◆ TASKS
1/ Name every word or phrase that the memory text puts inside parentheses.
2/ Translate this sentence from the memory text into Spanish: "Signals are converted into electrical impulses in the nerve cells due to a rapid change in protein composition."
3/ From the memory text, extract word for word the stretch from "Signals are converted" through "memory is created.".
SELECTED PASSAGE START
The Hippocampus, the brain’s seat of memory, is located in the temporal (left and right) sides of the brain. It processes signals sent to the brain by the senses into the templates of memory, which are then stored in other parts of the brain, creating long-term memory.
Signals are converted into electrical impulses in the nerve cells due to a rapid change in protein composition. These impulses are then conducted across neurons (nerve cells) and through synapses, which connect nerve cells. This process continues until the bonds between the nerve cells strengthen, and memory is created.
Normal synaptic activity is a process mediated by neurotransmitters. Each neuron is a single nerve cell. It has one or more arms called axons that send signals (impulses) and one or more arms called dendrites that receive signals. When a signal is transmitted through an axon terminal, spherical bodies called vesicles fuse with its membrane. Neurotransmitters are released when the vesicles burst open into the synaptic space, the minute space between the sending and receiving cells used to discharge neurotransmitters (“passengers”). To end the signal, the axons reabsorb some neurotransmitters; and the enzymes in the synapse neutralize the other neurotransmitters.
SELECTED PASSAGE END
THE DATA START
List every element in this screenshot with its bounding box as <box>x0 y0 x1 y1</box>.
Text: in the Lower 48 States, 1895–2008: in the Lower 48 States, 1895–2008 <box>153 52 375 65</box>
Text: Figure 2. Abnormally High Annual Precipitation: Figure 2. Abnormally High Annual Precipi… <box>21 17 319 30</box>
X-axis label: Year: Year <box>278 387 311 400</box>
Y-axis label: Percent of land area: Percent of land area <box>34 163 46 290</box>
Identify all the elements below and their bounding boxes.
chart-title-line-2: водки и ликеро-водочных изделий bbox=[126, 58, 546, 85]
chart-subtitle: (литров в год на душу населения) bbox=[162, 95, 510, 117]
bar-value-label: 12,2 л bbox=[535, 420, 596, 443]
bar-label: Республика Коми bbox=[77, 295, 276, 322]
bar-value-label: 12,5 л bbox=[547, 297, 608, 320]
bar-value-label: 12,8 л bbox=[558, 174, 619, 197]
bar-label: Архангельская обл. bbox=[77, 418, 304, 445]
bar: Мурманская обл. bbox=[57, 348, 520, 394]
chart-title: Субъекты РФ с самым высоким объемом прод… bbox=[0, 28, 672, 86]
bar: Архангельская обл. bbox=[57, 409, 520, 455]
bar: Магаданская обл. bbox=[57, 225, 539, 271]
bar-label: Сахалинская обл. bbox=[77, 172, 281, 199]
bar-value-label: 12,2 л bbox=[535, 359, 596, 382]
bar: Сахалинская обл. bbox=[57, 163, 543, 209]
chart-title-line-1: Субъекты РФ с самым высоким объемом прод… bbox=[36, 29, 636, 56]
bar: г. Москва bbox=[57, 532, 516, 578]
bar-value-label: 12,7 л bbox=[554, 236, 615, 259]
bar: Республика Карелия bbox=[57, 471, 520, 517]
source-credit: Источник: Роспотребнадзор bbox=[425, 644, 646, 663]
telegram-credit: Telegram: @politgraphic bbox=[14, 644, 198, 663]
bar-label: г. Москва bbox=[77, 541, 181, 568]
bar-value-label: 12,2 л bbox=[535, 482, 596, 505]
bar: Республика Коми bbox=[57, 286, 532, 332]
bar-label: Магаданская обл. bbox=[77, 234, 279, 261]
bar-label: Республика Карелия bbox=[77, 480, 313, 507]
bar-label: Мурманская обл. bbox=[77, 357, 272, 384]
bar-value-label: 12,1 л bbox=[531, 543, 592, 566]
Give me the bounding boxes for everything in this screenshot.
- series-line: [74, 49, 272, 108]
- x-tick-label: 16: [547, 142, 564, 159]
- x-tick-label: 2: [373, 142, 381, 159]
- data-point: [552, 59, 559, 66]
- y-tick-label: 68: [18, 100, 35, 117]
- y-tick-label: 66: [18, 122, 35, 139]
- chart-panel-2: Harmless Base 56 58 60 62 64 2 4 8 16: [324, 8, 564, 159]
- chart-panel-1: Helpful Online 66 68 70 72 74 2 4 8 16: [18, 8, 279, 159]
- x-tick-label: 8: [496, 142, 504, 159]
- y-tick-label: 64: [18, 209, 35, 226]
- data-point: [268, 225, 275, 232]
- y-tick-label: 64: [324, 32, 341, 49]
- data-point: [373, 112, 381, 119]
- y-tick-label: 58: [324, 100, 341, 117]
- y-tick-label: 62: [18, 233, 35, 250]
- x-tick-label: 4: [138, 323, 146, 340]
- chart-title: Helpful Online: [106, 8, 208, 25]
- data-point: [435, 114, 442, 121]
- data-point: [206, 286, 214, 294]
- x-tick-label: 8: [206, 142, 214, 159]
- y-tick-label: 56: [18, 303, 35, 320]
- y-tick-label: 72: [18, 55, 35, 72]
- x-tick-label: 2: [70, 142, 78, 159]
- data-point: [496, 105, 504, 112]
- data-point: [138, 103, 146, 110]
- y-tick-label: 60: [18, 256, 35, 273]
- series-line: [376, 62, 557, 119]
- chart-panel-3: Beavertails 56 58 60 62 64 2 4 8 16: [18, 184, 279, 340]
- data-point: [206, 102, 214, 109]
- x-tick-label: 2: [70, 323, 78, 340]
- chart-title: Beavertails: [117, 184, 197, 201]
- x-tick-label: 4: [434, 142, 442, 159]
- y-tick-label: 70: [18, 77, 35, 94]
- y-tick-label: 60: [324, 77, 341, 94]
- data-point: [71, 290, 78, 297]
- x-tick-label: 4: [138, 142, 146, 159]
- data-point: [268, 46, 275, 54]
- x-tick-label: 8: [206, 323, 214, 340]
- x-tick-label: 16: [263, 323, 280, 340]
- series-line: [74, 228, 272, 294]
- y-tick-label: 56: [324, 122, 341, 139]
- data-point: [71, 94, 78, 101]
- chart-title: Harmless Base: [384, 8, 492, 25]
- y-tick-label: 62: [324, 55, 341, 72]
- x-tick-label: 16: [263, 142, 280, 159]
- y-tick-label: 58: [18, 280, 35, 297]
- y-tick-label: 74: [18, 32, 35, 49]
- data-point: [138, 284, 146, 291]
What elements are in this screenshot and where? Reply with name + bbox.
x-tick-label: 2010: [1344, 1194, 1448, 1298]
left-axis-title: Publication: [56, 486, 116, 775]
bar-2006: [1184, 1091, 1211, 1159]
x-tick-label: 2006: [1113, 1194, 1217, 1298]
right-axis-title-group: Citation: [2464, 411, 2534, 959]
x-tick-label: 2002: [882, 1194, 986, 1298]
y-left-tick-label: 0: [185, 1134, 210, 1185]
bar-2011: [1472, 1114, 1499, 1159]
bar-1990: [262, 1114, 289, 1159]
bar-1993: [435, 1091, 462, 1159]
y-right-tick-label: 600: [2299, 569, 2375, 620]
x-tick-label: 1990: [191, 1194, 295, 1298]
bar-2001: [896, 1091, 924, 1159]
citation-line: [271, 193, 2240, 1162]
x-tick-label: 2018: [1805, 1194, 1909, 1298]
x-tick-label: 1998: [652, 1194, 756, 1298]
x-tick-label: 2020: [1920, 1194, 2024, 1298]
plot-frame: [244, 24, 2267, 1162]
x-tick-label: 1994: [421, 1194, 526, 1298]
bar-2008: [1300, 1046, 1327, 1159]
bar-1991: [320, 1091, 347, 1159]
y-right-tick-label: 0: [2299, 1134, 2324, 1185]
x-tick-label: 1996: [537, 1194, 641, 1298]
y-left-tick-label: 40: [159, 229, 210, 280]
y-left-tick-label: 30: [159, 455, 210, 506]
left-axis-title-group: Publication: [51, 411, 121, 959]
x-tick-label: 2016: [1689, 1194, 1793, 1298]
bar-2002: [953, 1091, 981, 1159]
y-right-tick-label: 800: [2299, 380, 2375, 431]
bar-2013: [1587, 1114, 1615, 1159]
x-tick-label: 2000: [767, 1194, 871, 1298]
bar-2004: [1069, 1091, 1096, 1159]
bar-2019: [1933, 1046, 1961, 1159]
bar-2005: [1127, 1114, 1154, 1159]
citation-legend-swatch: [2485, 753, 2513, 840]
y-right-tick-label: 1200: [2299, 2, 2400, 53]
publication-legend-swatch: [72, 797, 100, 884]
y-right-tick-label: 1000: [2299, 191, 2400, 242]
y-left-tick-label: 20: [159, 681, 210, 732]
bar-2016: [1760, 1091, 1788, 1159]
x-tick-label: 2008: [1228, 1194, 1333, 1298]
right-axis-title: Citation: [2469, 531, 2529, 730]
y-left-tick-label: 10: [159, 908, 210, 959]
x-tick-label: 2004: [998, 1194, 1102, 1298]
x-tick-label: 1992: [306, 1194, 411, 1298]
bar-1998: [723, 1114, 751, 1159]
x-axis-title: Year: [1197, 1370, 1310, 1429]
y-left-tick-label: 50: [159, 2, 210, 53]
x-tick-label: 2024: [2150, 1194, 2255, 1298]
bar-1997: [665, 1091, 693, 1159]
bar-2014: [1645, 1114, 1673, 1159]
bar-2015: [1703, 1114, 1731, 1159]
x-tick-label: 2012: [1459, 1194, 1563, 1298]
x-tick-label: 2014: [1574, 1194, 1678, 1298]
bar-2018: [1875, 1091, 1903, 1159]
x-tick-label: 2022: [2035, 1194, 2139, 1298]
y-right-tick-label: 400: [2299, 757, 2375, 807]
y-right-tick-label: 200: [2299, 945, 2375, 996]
THE DATA END
◆ EXPECTED OUTPUTS
1/
- left and right
- nerve cells
- impulses
- "passengers"

2/ Las señales se convierten en impulsos eléctricos en las células nerviosas debido a un cambio rápido en la composición de las proteínas.

3/
Signals are converted into electrical impulses in the nerve cells due to a rapid change in protein composition. These impulses are then conducted across neurons (nerve cells) and through synapses, which connect nerve cells. This process continues until the bonds between the nerve cells strengthen, and memory is created.